▶ _REQUEST_
Render the material again word for word, skipping the pictures in it.

▶ _EXERCISE INPUTS_
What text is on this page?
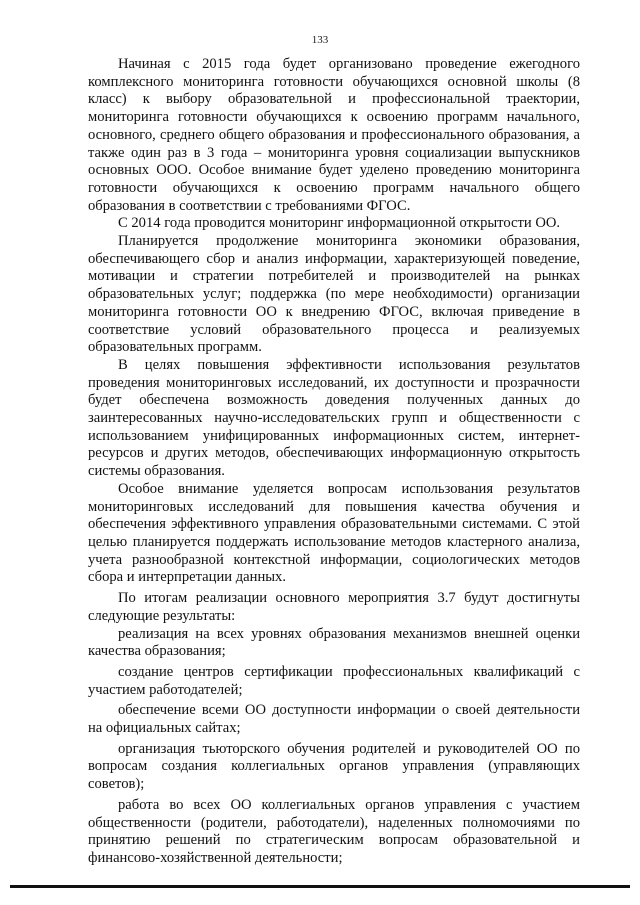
133

Начиная с 2015 года будет организовано проведение ежегодного комплексного мониторинга готовности обучающихся основной школы (8 класс) к выбору образовательной и профессиональной траектории, мониторинга готовности обучающихся к освоению программ начального, основного, среднего общего образования и профессионального образования, а также один раз в 3 года – мониторинга уровня социализации выпускников основных ООО. Особое внимание будет уделено проведению мониторинга готовности обучающихся к освоению программ начального общего образования в соответствии с требованиями ФГОС.

С 2014 года проводится мониторинг информационной открытости ОО.

Планируется продолжение мониторинга экономики образования, обеспечивающего сбор и анализ информации, характеризующей поведение, мотивации и стратегии потребителей и производителей на рынках образовательных услуг; поддержка (по мере необходимости) организации мониторинга готовности ОО к внедрению ФГОС, включая приведение в соответствие условий образовательного процесса и реализуемых образовательных программ.

В целях повышения эффективности использования результатов проведения мониторинговых исследований, их доступности и прозрачности будет обеспечена возможность доведения полученных данных до заинтересованных научно-исследовательских групп и общественности с использованием унифицированных информационных систем, интернет-ресурсов и других методов, обеспечивающих информационную открытость системы образования.

Особое внимание уделяется вопросам использования результатов мониторинговых исследований для повышения качества обучения и обеспечения эффективного управления образовательными системами. С этой целью планируется поддержать использование методов кластерного анализа, учета разнообразной контекстной информации, социологических методов сбора и интерпретации данных.

По итогам реализации основного мероприятия 3.7 будут достигнуты следующие результаты:

реализация на всех уровнях образования механизмов внешней оценки качества образования;

создание центров сертификации профессиональных квалификаций с участием работодателей;

обеспечение всеми ОО доступности информации о своей деятельности на официальных сайтах;

организация тьюторского обучения родителей и руководителей ОО по вопросам создания коллегиальных органов управления (управляющих советов);

работа во всех ОО коллегиальных органов управления с участием общественности (родители, работодатели), наделенных полномочиями по принятию решений по стратегическим вопросам образовательной и финансово-хозяйственной деятельности;
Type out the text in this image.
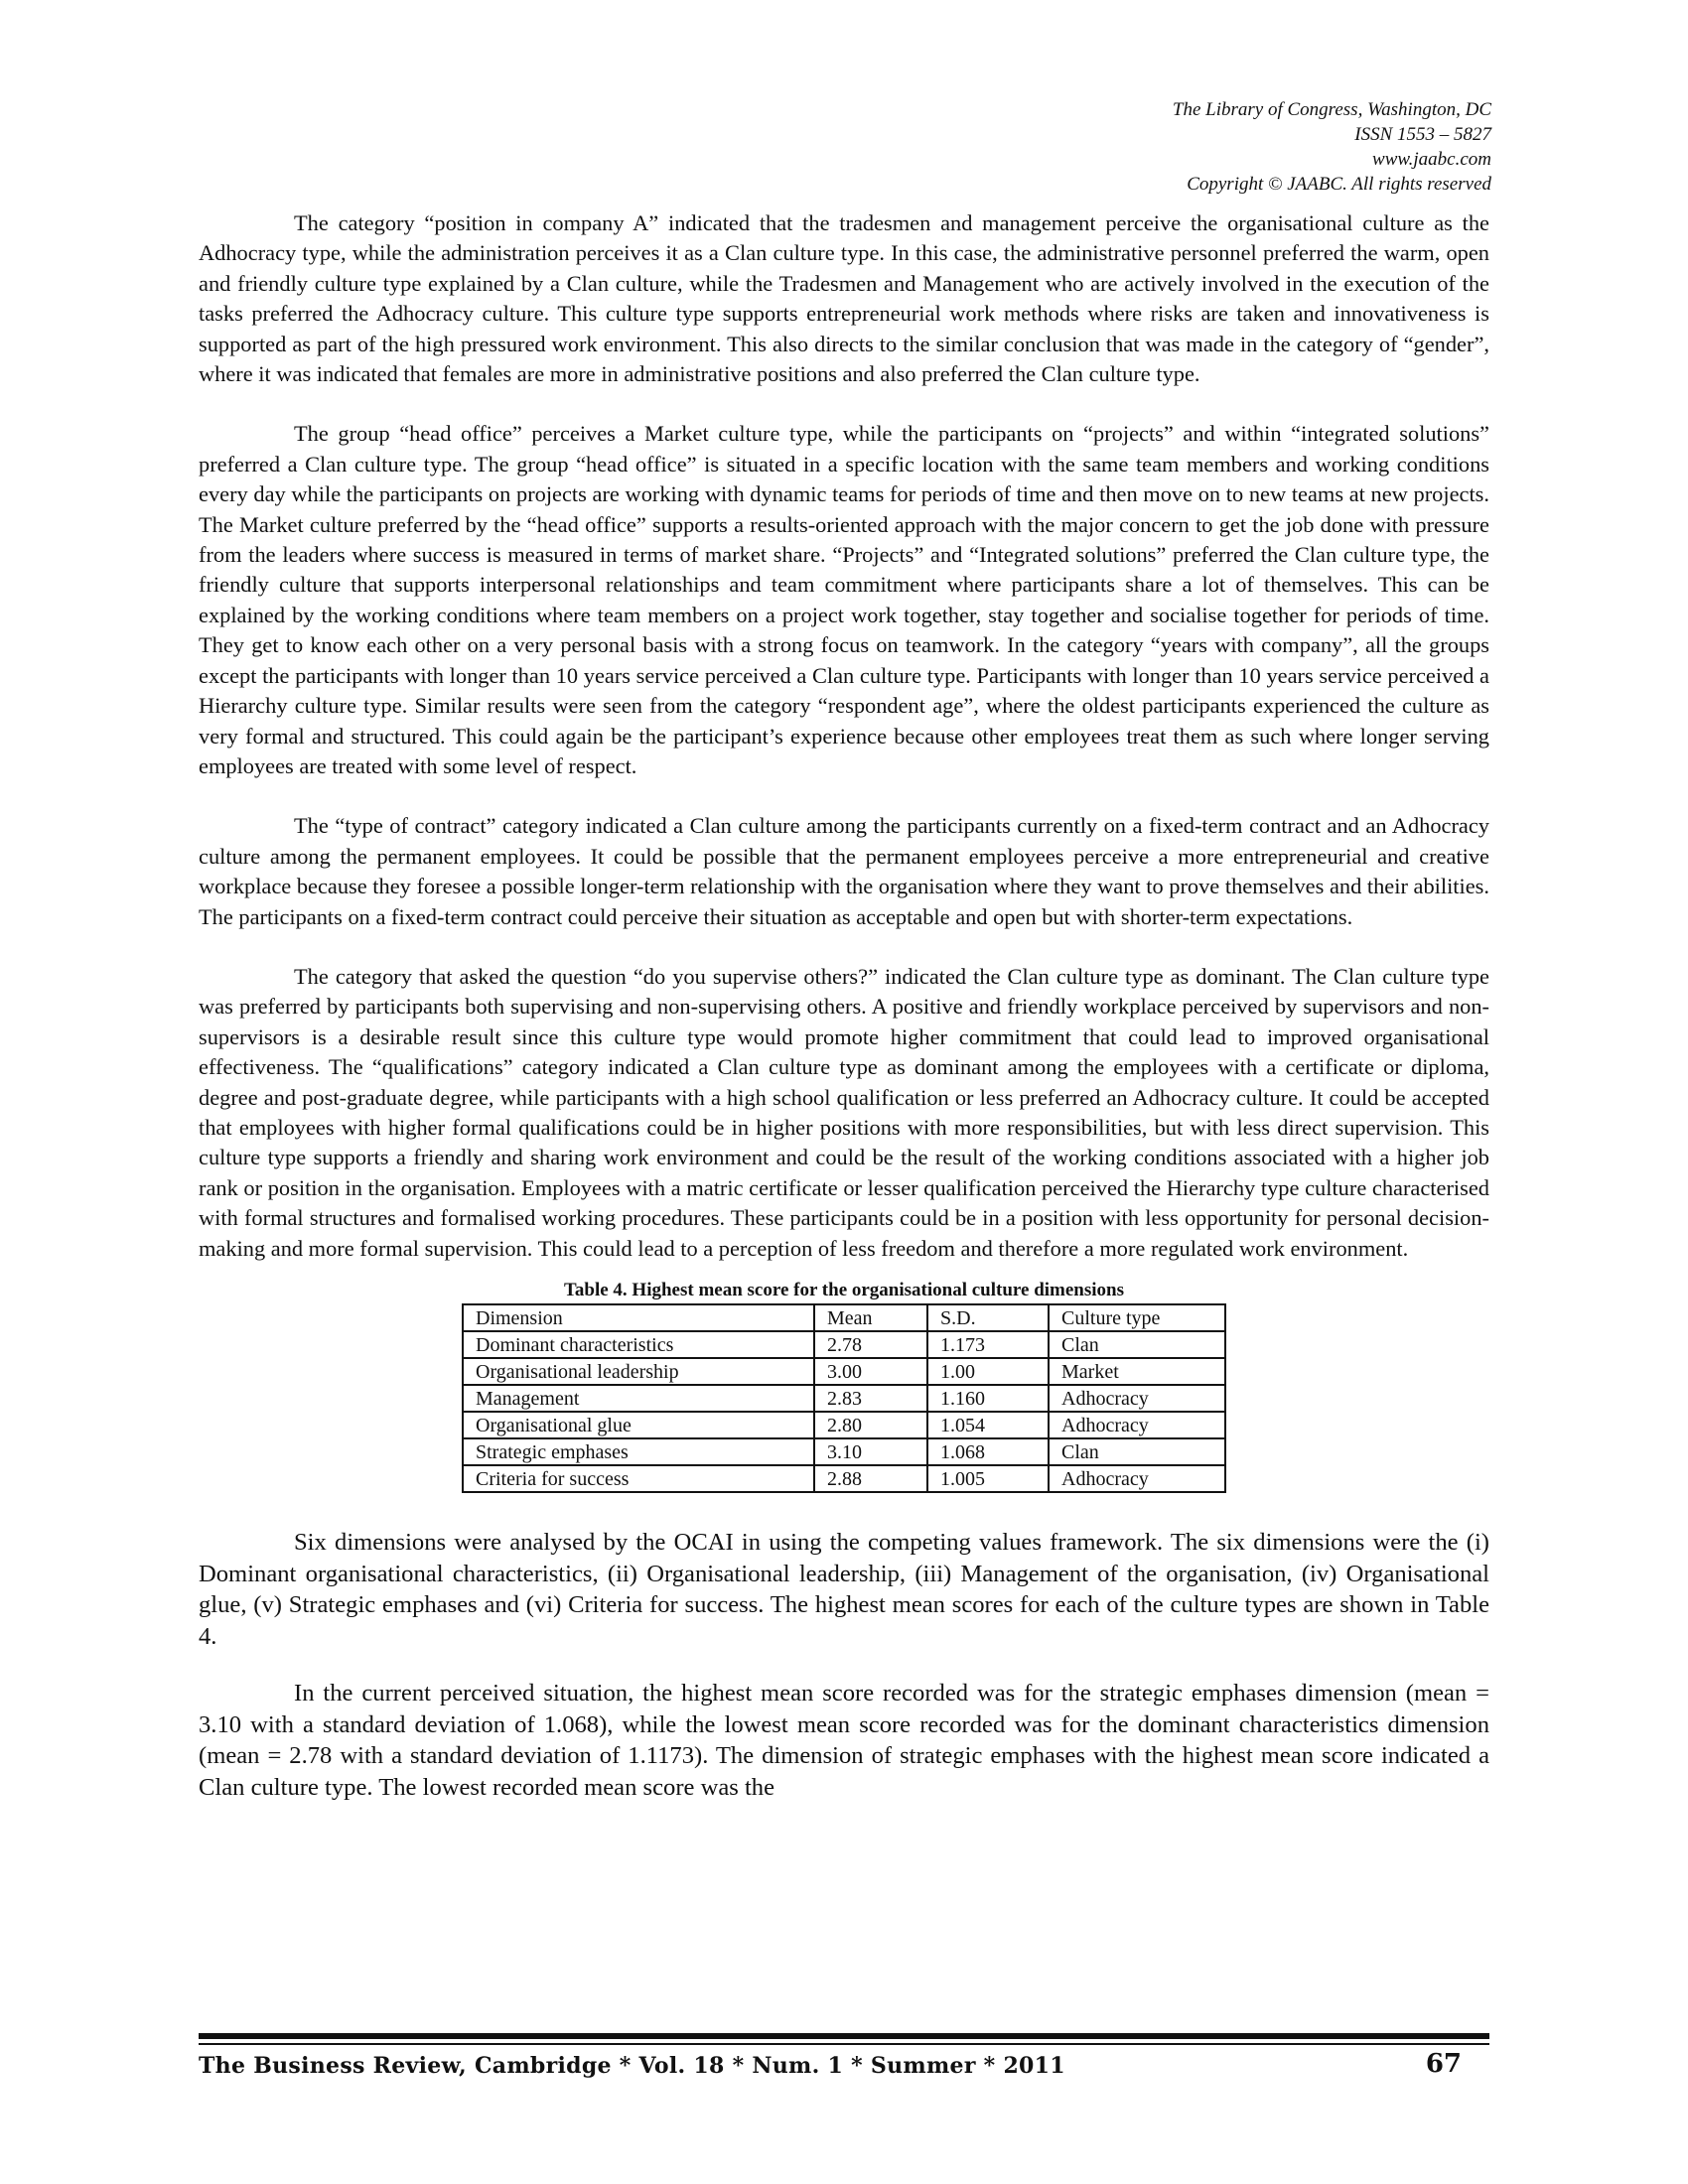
The Library of Congress, Washington, DC
ISSN 1553 – 5827
www.jaabc.com
Copyright © JAABC. All rights reserved

The category “position in company A” indicated that the tradesmen and management perceive the organisational culture as the Adhocracy type, while the administration perceives it as a Clan culture type. In this case, the administrative personnel preferred the warm, open and friendly culture type explained by a Clan culture, while the Tradesmen and Management who are actively involved in the execution of the tasks preferred the Adhocracy culture. This culture type supports entrepreneurial work methods where risks are taken and innovativeness is supported as part of the high pressured work environment. This also directs to the similar conclusion that was made in the category of “gender”, where it was indicated that females are more in administrative positions and also preferred the Clan culture type.

The group “head office” perceives a Market culture type, while the participants on “projects” and within “integrated solutions” preferred a Clan culture type. The group “head office” is situated in a specific location with the same team members and working conditions every day while the participants on projects are working with dynamic teams for periods of time and then move on to new teams at new projects. The Market culture preferred by the “head office” supports a results-oriented approach with the major concern to get the job done with pressure from the leaders where success is measured in terms of market share. “Projects” and “Integrated solutions” preferred the Clan culture type, the friendly culture that supports interpersonal relationships and team commitment where participants share a lot of themselves. This can be explained by the working conditions where team members on a project work together, stay together and socialise together for periods of time. They get to know each other on a very personal basis with a strong focus on teamwork. In the category “years with company”, all the groups except the participants with longer than 10 years service perceived a Clan culture type. Participants with longer than 10 years service perceived a Hierarchy culture type. Similar results were seen from the category “respondent age”, where the oldest participants experienced the culture as very formal and structured. This could again be the participant’s experience because other employees treat them as such where longer serving employees are treated with some level of respect.

The “type of contract” category indicated a Clan culture among the participants currently on a fixed-term contract and an Adhocracy culture among the permanent employees. It could be possible that the permanent employees perceive a more entrepreneurial and creative workplace because they foresee a possible longer-term relationship with the organisation where they want to prove themselves and their abilities. The participants on a fixed-term contract could perceive their situation as acceptable and open but with shorter-term expectations.

The category that asked the question “do you supervise others?” indicated the Clan culture type as dominant. The Clan culture type was preferred by participants both supervising and non-supervising others. A positive and friendly workplace perceived by supervisors and non-supervisors is a desirable result since this culture type would promote higher commitment that could lead to improved organisational effectiveness. The “qualifications” category indicated a Clan culture type as dominant among the employees with a certificate or diploma, degree and post-graduate degree, while participants with a high school qualification or less preferred an Adhocracy culture. It could be accepted that employees with higher formal qualifications could be in higher positions with more responsibilities, but with less direct supervision. This culture type supports a friendly and sharing work environment and could be the result of the working conditions associated with a higher job rank or position in the organisation. Employees with a matric certificate or lesser qualification perceived the Hierarchy type culture characterised with formal structures and formalised working procedures. These participants could be in a position with less opportunity for personal decision-making and more formal supervision. This could lead to a perception of less freedom and therefore a more regulated work environment.

Table 4. Highest mean score for the organisational culture dimensions
Dimension	Mean	S.D.	Culture type
Dominant characteristics	2.78	1.173	Clan
Organisational leadership	3.00	1.00	Market
Management	2.83	1.160	Adhocracy
Organisational glue	2.80	1.054	Adhocracy
Strategic emphases	3.10	1.068	Clan
Criteria for success	2.88	1.005	Adhocracy

Six dimensions were analysed by the OCAI in using the competing values framework. The six dimensions were the (i) Dominant organisational characteristics, (ii) Organisational leadership, (iii) Management of the organisation, (iv) Organisational glue, (v) Strategic emphases and (vi) Criteria for success. The highest mean scores for each of the culture types are shown in Table 4.

In the current perceived situation, the highest mean score recorded was for the strategic emphases dimension (mean = 3.10 with a standard deviation of 1.068), while the lowest mean score recorded was for the dominant characteristics dimension (mean = 2.78 with a standard deviation of 1.1173). The dimension of strategic emphases with the highest mean score indicated a Clan culture type. The lowest recorded mean score was the

The Business Review, Cambridge * Vol. 18 * Num. 1 * Summer * 2011	67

▶ _THE REPLY_
What text is on this page?
133

Начиная с 2015 года будет организовано проведение ежегодного комплексного мониторинга готовности обучающихся основной школы (8 класс) к выбору образовательной и профессиональной траектории, мониторинга готовности обучающихся к освоению программ начального, основного, среднего общего образования и профессионального образования, а также один раз в 3 года – мониторинга уровня социализации выпускников основных ООО. Особое внимание будет уделено проведению мониторинга готовности обучающихся к освоению программ начального общего образования в соответствии с требованиями ФГОС.

С 2014 года проводится мониторинг информационной открытости ОО.

Планируется продолжение мониторинга экономики образования, обеспечивающего сбор и анализ информации, характеризующей поведение, мотивации и стратегии потребителей и производителей на рынках образовательных услуг; поддержка (по мере необходимости) организации мониторинга готовности ОО к внедрению ФГОС, включая приведение в соответствие условий образовательного процесса и реализуемых образовательных программ.

В целях повышения эффективности использования результатов проведения мониторинговых исследований, их доступности и прозрачности будет обеспечена возможность доведения полученных данных до заинтересованных научно-исследовательских групп и общественности с использованием унифицированных информационных систем, интернет-ресурсов и других методов, обеспечивающих информационную открытость системы образования.

Особое внимание уделяется вопросам использования результатов мониторинговых исследований для повышения качества обучения и обеспечения эффективного управления образовательными системами. С этой целью планируется поддержать использование методов кластерного анализа, учета разнообразной контекстной информации, социологических методов сбора и интерпретации данных.

По итогам реализации основного мероприятия 3.7 будут достигнуты следующие результаты:

реализация на всех уровнях образования механизмов внешней оценки качества образования;

создание центров сертификации профессиональных квалификаций с участием работодателей;

обеспечение всеми ОО доступности информации о своей деятельности на официальных сайтах;

организация тьюторского обучения родителей и руководителей ОО по вопросам создания коллегиальных органов управления (управляющих советов);

работа во всех ОО коллегиальных органов управления с участием общественности (родители, работодатели), наделенных полномочиями по принятию решений по стратегическим вопросам образовательной и финансово-хозяйственной деятельности;
Type out the text in this image.
The Library of Congress, Washington, DC
ISSN 1553 – 5827
www.jaabc.com
Copyright © JAABC. All rights reserved

The category “position in company A” indicated that the tradesmen and management perceive the organisational culture as the Adhocracy type, while the administration perceives it as a Clan culture type. In this case, the administrative personnel preferred the warm, open and friendly culture type explained by a Clan culture, while the Tradesmen and Management who are actively involved in the execution of the tasks preferred the Adhocracy culture. This culture type supports entrepreneurial work methods where risks are taken and innovativeness is supported as part of the high pressured work environment. This also directs to the similar conclusion that was made in the category of “gender”, where it was indicated that females are more in administrative positions and also preferred the Clan culture type.

The group “head office” perceives a Market culture type, while the participants on “projects” and within “integrated solutions” preferred a Clan culture type. The group “head office” is situated in a specific location with the same team members and working conditions every day while the participants on projects are working with dynamic teams for periods of time and then move on to new teams at new projects. The Market culture preferred by the “head office” supports a results-oriented approach with the major concern to get the job done with pressure from the leaders where success is measured in terms of market share. “Projects” and “Integrated solutions” preferred the Clan culture type, the friendly culture that supports interpersonal relationships and team commitment where participants share a lot of themselves. This can be explained by the working conditions where team members on a project work together, stay together and socialise together for periods of time. They get to know each other on a very personal basis with a strong focus on teamwork. In the category “years with company”, all the groups except the participants with longer than 10 years service perceived a Clan culture type. Participants with longer than 10 years service perceived a Hierarchy culture type. Similar results were seen from the category “respondent age”, where the oldest participants experienced the culture as very formal and structured. This could again be the participant’s experience because other employees treat them as such where longer serving employees are treated with some level of respect.

The “type of contract” category indicated a Clan culture among the participants currently on a fixed-term contract and an Adhocracy culture among the permanent employees. It could be possible that the permanent employees perceive a more entrepreneurial and creative workplace because they foresee a possible longer-term relationship with the organisation where they want to prove themselves and their abilities. The participants on a fixed-term contract could perceive their situation as acceptable and open but with shorter-term expectations.

The category that asked the question “do you supervise others?” indicated the Clan culture type as dominant. The Clan culture type was preferred by participants both supervising and non-supervising others. A positive and friendly workplace perceived by supervisors and non-supervisors is a desirable result since this culture type would promote higher commitment that could lead to improved organisational effectiveness. The “qualifications” category indicated a Clan culture type as dominant among the employees with a certificate or diploma, degree and post-graduate degree, while participants with a high school qualification or less preferred an Adhocracy culture. It could be accepted that employees with higher formal qualifications could be in higher positions with more responsibilities, but with less direct supervision. This culture type supports a friendly and sharing work environment and could be the result of the working conditions associated with a higher job rank or position in the organisation. Employees with a matric certificate or lesser qualification perceived the Hierarchy type culture characterised with formal structures and formalised working procedures. These participants could be in a position with less opportunity for personal decision-making and more formal supervision. This could lead to a perception of less freedom and therefore a more regulated work environment.

Table 4. Highest mean score for the organisational culture dimensions
Dimension	Mean	S.D.	Culture type
Dominant characteristics	2.78	1.173	Clan
Organisational leadership	3.00	1.00	Market
Management	2.83	1.160	Adhocracy
Organisational glue	2.80	1.054	Adhocracy
Strategic emphases	3.10	1.068	Clan
Criteria for success	2.88	1.005	Adhocracy

Six dimensions were analysed by the OCAI in using the competing values framework. The six dimensions were the (i) Dominant organisational characteristics, (ii) Organisational leadership, (iii) Management of the organisation, (iv) Organisational glue, (v) Strategic emphases and (vi) Criteria for success. The highest mean scores for each of the culture types are shown in Table 4.

In the current perceived situation, the highest mean score recorded was for the strategic emphases dimension (mean = 3.10 with a standard deviation of 1.068), while the lowest mean score recorded was for the dominant characteristics dimension (mean = 2.78 with a standard deviation of 1.1173). The dimension of strategic emphases with the highest mean score indicated a Clan culture type. The lowest recorded mean score was the

The Business Review, Cambridge * Vol. 18 * Num. 1 * Summer * 2011	67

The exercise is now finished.